-- BEGIN LISTED ENTRIES --
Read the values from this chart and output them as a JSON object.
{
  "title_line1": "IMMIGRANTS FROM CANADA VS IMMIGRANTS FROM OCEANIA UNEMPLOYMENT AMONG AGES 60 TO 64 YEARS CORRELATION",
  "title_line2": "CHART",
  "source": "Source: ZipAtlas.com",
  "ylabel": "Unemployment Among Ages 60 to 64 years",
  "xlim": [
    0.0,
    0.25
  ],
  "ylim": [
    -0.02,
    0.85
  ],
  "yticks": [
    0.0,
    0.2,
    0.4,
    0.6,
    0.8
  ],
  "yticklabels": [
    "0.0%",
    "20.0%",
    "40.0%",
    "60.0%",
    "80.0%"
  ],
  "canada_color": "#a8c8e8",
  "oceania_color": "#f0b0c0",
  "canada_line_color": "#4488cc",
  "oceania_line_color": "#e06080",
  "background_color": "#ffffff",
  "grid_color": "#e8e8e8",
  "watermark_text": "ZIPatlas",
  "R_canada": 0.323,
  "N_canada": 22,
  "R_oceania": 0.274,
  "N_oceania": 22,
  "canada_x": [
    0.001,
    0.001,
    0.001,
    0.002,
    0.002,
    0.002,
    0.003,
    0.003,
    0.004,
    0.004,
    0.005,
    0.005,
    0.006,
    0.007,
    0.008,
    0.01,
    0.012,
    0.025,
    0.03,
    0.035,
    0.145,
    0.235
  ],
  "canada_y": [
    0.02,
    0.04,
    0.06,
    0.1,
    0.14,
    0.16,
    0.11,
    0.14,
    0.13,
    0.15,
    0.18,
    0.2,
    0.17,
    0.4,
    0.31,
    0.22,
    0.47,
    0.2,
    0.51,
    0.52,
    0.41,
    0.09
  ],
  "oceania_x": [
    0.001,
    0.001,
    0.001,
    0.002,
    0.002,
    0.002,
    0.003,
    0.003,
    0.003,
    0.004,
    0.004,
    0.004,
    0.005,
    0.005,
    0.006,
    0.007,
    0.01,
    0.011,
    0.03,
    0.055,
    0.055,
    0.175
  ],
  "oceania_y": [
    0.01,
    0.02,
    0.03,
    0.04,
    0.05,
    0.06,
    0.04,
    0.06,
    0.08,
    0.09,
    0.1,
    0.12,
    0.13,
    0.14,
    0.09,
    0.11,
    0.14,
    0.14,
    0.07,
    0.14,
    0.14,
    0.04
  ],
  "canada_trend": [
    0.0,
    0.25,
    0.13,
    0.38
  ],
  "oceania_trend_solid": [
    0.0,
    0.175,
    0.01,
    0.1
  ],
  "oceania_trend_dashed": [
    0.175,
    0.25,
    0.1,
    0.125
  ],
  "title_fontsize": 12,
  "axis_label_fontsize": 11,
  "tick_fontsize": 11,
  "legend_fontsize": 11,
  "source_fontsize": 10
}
-- END LISTED ENTRIES --
Give back all the data exactly as written.

Read the values from this chart and output them as a JSON object.
{
  "title_line1": "IMMIGRANTS FROM CANADA VS IMMIGRANTS FROM OCEANIA UNEMPLOYMENT AMONG AGES 60 TO 64 YEARS CORRELATION",
  "title_line2": "CHART",
  "source": "Source: ZipAtlas.com",
  "ylabel": "Unemployment Among Ages 60 to 64 years",
  "xlim": [
    0.0,
    0.25
  ],
  "ylim": [
    -0.02,
    0.85
  ],
  "yticks": [
    0.0,
    0.2,
    0.4,
    0.6,
    0.8
  ],
  "yticklabels": [
    "0.0%",
    "20.0%",
    "40.0%",
    "60.0%",
    "80.0%"
  ],
  "canada_color": "#a8c8e8",
  "oceania_color": "#f0b0c0",
  "canada_line_color": "#4488cc",
  "oceania_line_color": "#e06080",
  "background_color": "#ffffff",
  "grid_color": "#e8e8e8",
  "watermark_text": "ZIPatlas",
  "R_canada": 0.323,
  "N_canada": 22,
  "R_oceania": 0.274,
  "N_oceania": 22,
  "canada_x": [
    0.001,
    0.001,
    0.001,
    0.002,
    0.002,
    0.002,
    0.003,
    0.003,
    0.004,
    0.004,
    0.005,
    0.005,
    0.006,
    0.007,
    0.008,
    0.01,
    0.012,
    0.025,
    0.03,
    0.035,
    0.145,
    0.235
  ],
  "canada_y": [
    0.02,
    0.04,
    0.06,
    0.1,
    0.14,
    0.16,
    0.11,
    0.14,
    0.13,
    0.15,
    0.18,
    0.2,
    0.17,
    0.4,
    0.31,
    0.22,
    0.47,
    0.2,
    0.51,
    0.52,
    0.41,
    0.09
  ],
  "oceania_x": [
    0.001,
    0.001,
    0.001,
    0.002,
    0.002,
    0.002,
    0.003,
    0.003,
    0.003,
    0.004,
    0.004,
    0.004,
    0.005,
    0.005,
    0.006,
    0.007,
    0.01,
    0.011,
    0.03,
    0.055,
    0.055,
    0.175
  ],
  "oceania_y": [
    0.01,
    0.02,
    0.03,
    0.04,
    0.05,
    0.06,
    0.04,
    0.06,
    0.08,
    0.09,
    0.1,
    0.12,
    0.13,
    0.14,
    0.09,
    0.11,
    0.14,
    0.14,
    0.07,
    0.14,
    0.14,
    0.04
  ],
  "canada_trend": [
    0.0,
    0.25,
    0.13,
    0.38
  ],
  "oceania_trend_solid": [
    0.0,
    0.175,
    0.01,
    0.1
  ],
  "oceania_trend_dashed": [
    0.175,
    0.25,
    0.1,
    0.125
  ],
  "title_fontsize": 12,
  "axis_label_fontsize": 11,
  "tick_fontsize": 11,
  "legend_fontsize": 11,
  "source_fontsize": 10
}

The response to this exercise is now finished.